# preiswerte Alternative zur Beckhoff FC9024 PCIe Netzwerkkarte



## Bambusbieger (5 Mai 2020)

Hallo zusammen 

Für echtzeitfähige HiL-Simulationen unter TwinCAT 3 (v4024.7, Win10)  benötige ich eine PCIe-Netzwerkkarte (am besten 2 oder 4 Ports pro  Karte) die vom TwinCAT-Treiber für Echtzeit-Ethernet unterstützt wird.

Eigentlich sollte laut Beckhoff ja jeder Ethernet-Adapter der Firma  Intel vom TwinCAT-Echtzeittreiber unterstützt werden. Ich habe jedoch  immer wieder das Problem, dass diverse Intel Onboard Lösungen (z.B.  Intel I211) von TwinCAT als inkompatibel bezeichnet werden. Auch eine  manuelle Treiberinstallation schlägt hier fehl.

Da die Beckhoff Netzwerkkarten (z.B. FC9024) recht teuer sind, wollte ich fragen ob Ihr preiswertere Alternativen kennt?

Im Moment nutze ich als "Notfalllösung" zwei Netzwerkkarten des Typs "Intel EXPI9301CTBLK Gigabit Desktop BLK".
Diese ist zwar ziemlich günstig (~30€), bietet jedoch nur einen Port :roll:


----------



## Guga (10 Mai 2020)

**DATENBLOCK:**
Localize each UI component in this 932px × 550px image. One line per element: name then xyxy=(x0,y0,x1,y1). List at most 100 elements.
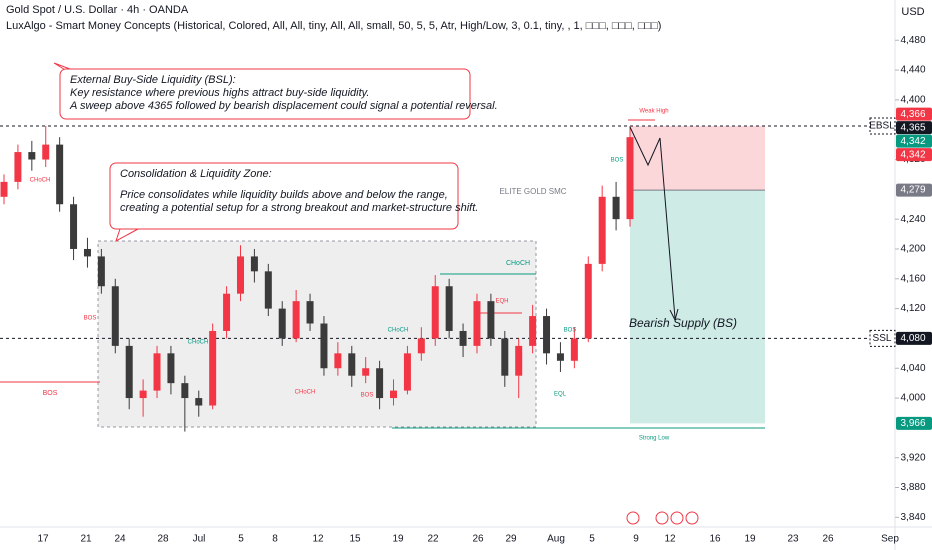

**AUFGABE:**
Gib aus dem Textausschnitt über die Netzwerkkarte den Abschnitt wortgetreu wieder, der mit „## Bambusbieger (5“ beginnt und mit „schlägt hier fehl.“ endet.

**LÖSUNG UNTEN:**
## Bambusbieger (5 Mai 2020)

Hallo zusammen 

Für echtzeitfähige HiL-Simulationen unter TwinCAT 3 (v4024.7, Win10)  benötige ich eine PCIe-Netzwerkkarte (am besten 2 oder 4 Ports pro  Karte) die vom TwinCAT-Treiber für Echtzeit-Ethernet unterstützt wird.

Eigentlich sollte laut Beckhoff ja jeder Ethernet-Adapter der Firma  Intel vom TwinCAT-Echtzeittreiber unterstützt werden. Ich habe jedoch  immer wieder das Problem, dass diverse Intel Onboard Lösungen (z.B.  Intel I211) von TwinCAT als inkompatibel bezeichnet werden. Auch eine  manuelle Treiberinstallation schlägt hier fehl.